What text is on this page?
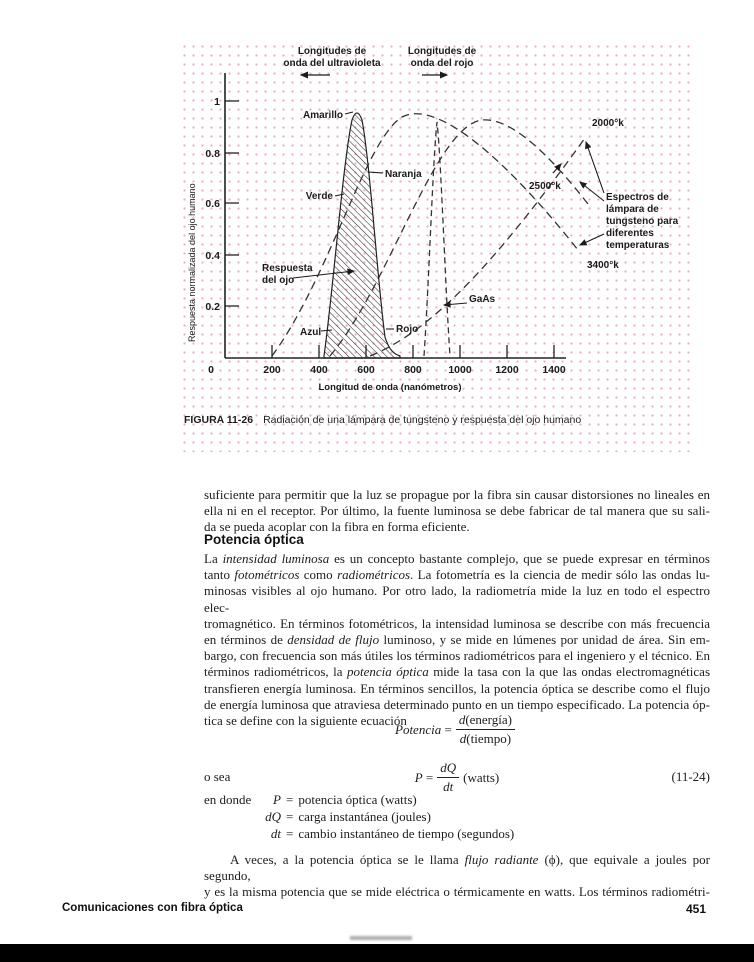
1
0.8
0.6
0.4
0.2
0	200	400	600	800	1000 1200 1400
Longitud de onda (nanómetros)
Respuesta normalizada del ojo humano
Longitudes de
onda del ultravioleta
Longitudes de
onda del rojo
Amarillo
Naranja
Verde
Respuesta
del ojo
Azul	Rojo
GaAs
2000°k
2500°k
3400°k
Espectros de
lámpara de
tungsteno para
diferentes
temperaturas
FIGURA 11-26 Radiación de una lámpara de tungsteno y respuesta del ojo humano
suficiente para permitir que la luz se propague por la fibra sin causar distorsiones no lineales en
ella ni en el receptor. Por último, la fuente luminosa se debe fabricar de tal manera que su sali-
da se pueda acoplar con la fibra en forma eficiente.
Potencia óptica
La intensidad luminosa es un concepto bastante complejo, que se puede expresar en términos
tanto fotométricos como radiométricos. La fotometría es la ciencia de medir sólo las ondas lu-
minosas visibles al ojo humano. Por otro lado, la radiometría mide la luz en todo el espectro elec-
tromagnético. En términos fotométricos, la intensidad luminosa se describe con más frecuencia
en términos de densidad de flujo luminoso, y se mide en lúmenes por unidad de área. Sin em-
bargo, con frecuencia son más útiles los términos radiométricos para el ingeniero y el técnico. En
términos radiométricos, la potencia óptica mide la tasa con la que las ondas electromagnéticas
transfieren energía luminosa. En términos sencillos, la potencia óptica se describe como el flujo
de energía luminosa que atraviesa determinado punto en un tiempo especificado. La potencia óp-
tica se define con la siguiente ecuación
Potencia = $\frac{\text{d(energía)}}{\text{d(tiempo)}}$
o sea	$P = \frac{dQ}{dt}$ (watts)	(11-24)
en donde	P = potencia óptica (watts)
dQ = carga instantánea (joules)
dt = cambio instantáneo de tiempo (segundos)
A veces, a la potencia óptica se le llama flujo radiante (ϕ), que equivale a joules por segundo,
y es la misma potencia que se mide eléctrica o térmicamente en watts. Los términos radiométri-
Comunicaciones con fibra óptica	451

+++

▶ _YOUR TASK_:
Repeat the entries exactly and keep the pictures out of the copy.

▶ _RESPONSE TO THIS EXERCISE_:
What text is on this page?
1
0.8
0.6
0.4
0.2
0	200	400	600	800	1000 1200 1400
Longitud de onda (nanómetros)
Respuesta normalizada del ojo humano
Longitudes de
onda del ultravioleta
Longitudes de
onda del rojo
Amarillo
Naranja
Verde
Respuesta
del ojo
Azul	Rojo
GaAs
2000°k
2500°k
3400°k
Espectros de
lámpara de
tungsteno para
diferentes
temperaturas
FIGURA 11-26 Radiación de una lámpara de tungsteno y respuesta del ojo humano
suficiente para permitir que la luz se propague por la fibra sin causar distorsiones no lineales en
ella ni en el receptor. Por último, la fuente luminosa se debe fabricar de tal manera que su sali-
da se pueda acoplar con la fibra en forma eficiente.
Potencia óptica
La intensidad luminosa es un concepto bastante complejo, que se puede expresar en términos
tanto fotométricos como radiométricos. La fotometría es la ciencia de medir sólo las ondas lu-
minosas visibles al ojo humano. Por otro lado, la radiometría mide la luz en todo el espectro elec-
tromagnético. En términos fotométricos, la intensidad luminosa se describe con más frecuencia
en términos de densidad de flujo luminoso, y se mide en lúmenes por unidad de área. Sin em-
bargo, con frecuencia son más útiles los términos radiométricos para el ingeniero y el técnico. En
términos radiométricos, la potencia óptica mide la tasa con la que las ondas electromagnéticas
transfieren energía luminosa. En términos sencillos, la potencia óptica se describe como el flujo
de energía luminosa que atraviesa determinado punto en un tiempo especificado. La potencia óp-
tica se define con la siguiente ecuación
Potencia = $\frac{\text{d(energía)}}{\text{d(tiempo)}}$
o sea	$P = \frac{dQ}{dt}$ (watts)	(11-24)
en donde	P = potencia óptica (watts)
dQ = carga instantánea (joules)
dt = cambio instantáneo de tiempo (segundos)
A veces, a la potencia óptica se le llama flujo radiante (ϕ), que equivale a joules por segundo,
y es la misma potencia que se mide eléctrica o térmicamente en watts. Los términos radiométri-
Comunicaciones con fibra óptica	451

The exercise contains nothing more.